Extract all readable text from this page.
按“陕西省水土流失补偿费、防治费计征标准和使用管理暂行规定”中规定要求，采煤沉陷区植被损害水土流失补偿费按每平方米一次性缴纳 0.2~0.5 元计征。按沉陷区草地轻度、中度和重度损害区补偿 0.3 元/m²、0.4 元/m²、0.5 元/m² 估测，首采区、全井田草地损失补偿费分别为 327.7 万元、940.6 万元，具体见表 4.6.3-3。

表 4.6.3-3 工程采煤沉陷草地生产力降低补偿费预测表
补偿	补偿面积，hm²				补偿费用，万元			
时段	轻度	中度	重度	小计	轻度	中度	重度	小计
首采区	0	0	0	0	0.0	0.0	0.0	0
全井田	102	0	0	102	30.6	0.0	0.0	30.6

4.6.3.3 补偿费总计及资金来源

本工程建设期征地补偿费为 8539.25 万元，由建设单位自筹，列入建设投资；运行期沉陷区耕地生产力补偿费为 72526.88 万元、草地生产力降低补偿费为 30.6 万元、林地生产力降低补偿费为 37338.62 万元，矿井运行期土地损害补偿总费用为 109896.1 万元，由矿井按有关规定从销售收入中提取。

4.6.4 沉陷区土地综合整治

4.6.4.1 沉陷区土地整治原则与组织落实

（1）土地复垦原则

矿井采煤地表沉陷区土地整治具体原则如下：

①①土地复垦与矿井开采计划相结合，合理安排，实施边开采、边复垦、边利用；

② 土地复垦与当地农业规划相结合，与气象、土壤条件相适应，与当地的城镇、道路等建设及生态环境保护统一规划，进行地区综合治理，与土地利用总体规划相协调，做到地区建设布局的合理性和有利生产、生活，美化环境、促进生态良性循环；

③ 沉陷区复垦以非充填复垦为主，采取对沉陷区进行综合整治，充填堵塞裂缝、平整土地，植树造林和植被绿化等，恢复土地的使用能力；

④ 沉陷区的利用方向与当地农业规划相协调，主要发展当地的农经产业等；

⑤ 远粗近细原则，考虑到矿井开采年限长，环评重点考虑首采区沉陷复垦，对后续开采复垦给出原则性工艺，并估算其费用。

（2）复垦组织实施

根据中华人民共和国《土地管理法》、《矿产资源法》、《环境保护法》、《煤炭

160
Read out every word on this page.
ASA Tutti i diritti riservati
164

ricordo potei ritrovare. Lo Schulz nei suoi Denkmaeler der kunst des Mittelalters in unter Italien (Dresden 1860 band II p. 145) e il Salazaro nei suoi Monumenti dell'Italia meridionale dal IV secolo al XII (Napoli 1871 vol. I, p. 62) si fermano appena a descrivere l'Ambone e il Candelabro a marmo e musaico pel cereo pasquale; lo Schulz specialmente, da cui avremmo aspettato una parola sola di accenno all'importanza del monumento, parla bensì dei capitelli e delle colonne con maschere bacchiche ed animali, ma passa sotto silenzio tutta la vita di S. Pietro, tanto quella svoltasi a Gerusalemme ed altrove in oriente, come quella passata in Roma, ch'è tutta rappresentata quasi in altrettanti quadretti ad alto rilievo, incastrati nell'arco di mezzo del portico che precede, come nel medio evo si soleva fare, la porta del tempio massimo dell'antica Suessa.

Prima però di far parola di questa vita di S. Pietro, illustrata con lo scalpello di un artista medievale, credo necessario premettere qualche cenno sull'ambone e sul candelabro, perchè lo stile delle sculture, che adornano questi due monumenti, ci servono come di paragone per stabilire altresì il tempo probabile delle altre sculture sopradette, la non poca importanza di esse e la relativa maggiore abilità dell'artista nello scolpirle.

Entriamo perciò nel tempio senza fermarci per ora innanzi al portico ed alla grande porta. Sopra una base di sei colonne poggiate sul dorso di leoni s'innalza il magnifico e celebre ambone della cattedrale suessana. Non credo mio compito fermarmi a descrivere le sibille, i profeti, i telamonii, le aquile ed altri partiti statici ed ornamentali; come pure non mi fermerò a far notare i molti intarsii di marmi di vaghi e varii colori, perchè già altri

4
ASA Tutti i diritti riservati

» Request
Reproduce the material above exactly; please quote every line of it.

» Answer to this problem
Extract all readable text from this page.
按“陕西省水土流失补偿费、防治费计征标准和使用管理暂行规定”中规定要求，采煤沉陷区植被损害水土流失补偿费按每平方米一次性缴纳 0.2~0.5 元计征。按沉陷区草地轻度、中度和重度损害区补偿 0.3 元/m²、0.4 元/m²、0.5 元/m² 估测，首采区、全井田草地损失补偿费分别为 327.7 万元、940.6 万元，具体见表 4.6.3-3。

表 4.6.3-3 工程采煤沉陷草地生产力降低补偿费预测表
补偿	补偿面积，hm²				补偿费用，万元			
时段	轻度	中度	重度	小计	轻度	中度	重度	小计
首采区	0	0	0	0	0.0	0.0	0.0	0
全井田	102	0	0	102	30.6	0.0	0.0	30.6

4.6.3.3 补偿费总计及资金来源

本工程建设期征地补偿费为 8539.25 万元，由建设单位自筹，列入建设投资；运行期沉陷区耕地生产力补偿费为 72526.88 万元、草地生产力降低补偿费为 30.6 万元、林地生产力降低补偿费为 37338.62 万元，矿井运行期土地损害补偿总费用为 109896.1 万元，由矿井按有关规定从销售收入中提取。

4.6.4 沉陷区土地综合整治

4.6.4.1 沉陷区土地整治原则与组织落实

（1）土地复垦原则

矿井采煤地表沉陷区土地整治具体原则如下：

①①土地复垦与矿井开采计划相结合，合理安排，实施边开采、边复垦、边利用；

② 土地复垦与当地农业规划相结合，与气象、土壤条件相适应，与当地的城镇、道路等建设及生态环境保护统一规划，进行地区综合治理，与土地利用总体规划相协调，做到地区建设布局的合理性和有利生产、生活，美化环境、促进生态良性循环；

③ 沉陷区复垦以非充填复垦为主，采取对沉陷区进行综合整治，充填堵塞裂缝、平整土地，植树造林和植被绿化等，恢复土地的使用能力；

④ 沉陷区的利用方向与当地农业规划相协调，主要发展当地的农经产业等；

⑤ 远粗近细原则，考虑到矿井开采年限长，环评重点考虑首采区沉陷复垦，对后续开采复垦给出原则性工艺，并估算其费用。

（2）复垦组织实施

根据中华人民共和国《土地管理法》、《矿产资源法》、《环境保护法》、《煤炭

160
Read out every word on this page.
ASA Tutti i diritti riservati
164

ricordo potei ritrovare. Lo Schulz nei suoi Denkmaeler der kunst des Mittelalters in unter Italien (Dresden 1860 band II p. 145) e il Salazaro nei suoi Monumenti dell'Italia meridionale dal IV secolo al XII (Napoli 1871 vol. I, p. 62) si fermano appena a descrivere l'Ambone e il Candelabro a marmo e musaico pel cereo pasquale; lo Schulz specialmente, da cui avremmo aspettato una parola sola di accenno all'importanza del monumento, parla bensì dei capitelli e delle colonne con maschere bacchiche ed animali, ma passa sotto silenzio tutta la vita di S. Pietro, tanto quella svoltasi a Gerusalemme ed altrove in oriente, come quella passata in Roma, ch'è tutta rappresentata quasi in altrettanti quadretti ad alto rilievo, incastrati nell'arco di mezzo del portico che precede, come nel medio evo si soleva fare, la porta del tempio massimo dell'antica Suessa.

Prima però di far parola di questa vita di S. Pietro, illustrata con lo scalpello di un artista medievale, credo necessario premettere qualche cenno sull'ambone e sul candelabro, perchè lo stile delle sculture, che adornano questi due monumenti, ci servono come di paragone per stabilire altresì il tempo probabile delle altre sculture sopradette, la non poca importanza di esse e la relativa maggiore abilità dell'artista nello scolpirle.

Entriamo perciò nel tempio senza fermarci per ora innanzi al portico ed alla grande porta. Sopra una base di sei colonne poggiate sul dorso di leoni s'innalza il magnifico e celebre ambone della cattedrale suessana. Non credo mio compito fermarmi a descrivere le sibille, i profeti, i telamonii, le aquile ed altri partiti statici ed ornamentali; come pure non mi fermerò a far notare i molti intarsii di marmi di vaghi e varii colori, perchè già altri

4
ASA Tutti i diritti riservati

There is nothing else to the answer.